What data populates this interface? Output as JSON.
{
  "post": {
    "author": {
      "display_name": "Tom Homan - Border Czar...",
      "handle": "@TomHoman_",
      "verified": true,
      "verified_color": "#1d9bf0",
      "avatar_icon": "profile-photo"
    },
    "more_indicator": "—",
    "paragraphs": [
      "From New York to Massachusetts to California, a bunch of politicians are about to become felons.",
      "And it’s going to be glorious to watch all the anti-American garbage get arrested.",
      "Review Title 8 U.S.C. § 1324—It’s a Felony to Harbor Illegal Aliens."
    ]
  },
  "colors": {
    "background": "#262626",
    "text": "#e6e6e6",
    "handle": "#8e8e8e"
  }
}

┄┄┄┄┄┄┄┄┄┄

▶ [Given task]:
Take the listing above and write it out again exactly.

▶ [Final result]:
What data populates this interface? Output as JSON.
{
  "post": {
    "author": {
      "display_name": "Tom Homan - Border Czar...",
      "handle": "@TomHoman_",
      "verified": true,
      "verified_color": "#1d9bf0",
      "avatar_icon": "profile-photo"
    },
    "more_indicator": "—",
    "paragraphs": [
      "From New York to Massachusetts to California, a bunch of politicians are about to become felons.",
      "And it’s going to be glorious to watch all the anti-American garbage get arrested.",
      "Review Title 8 U.S.C. § 1324—It’s a Felony to Harbor Illegal Aliens."
    ]
  },
  "colors": {
    "background": "#262626",
    "text": "#e6e6e6",
    "handle": "#8e8e8e"
  }
}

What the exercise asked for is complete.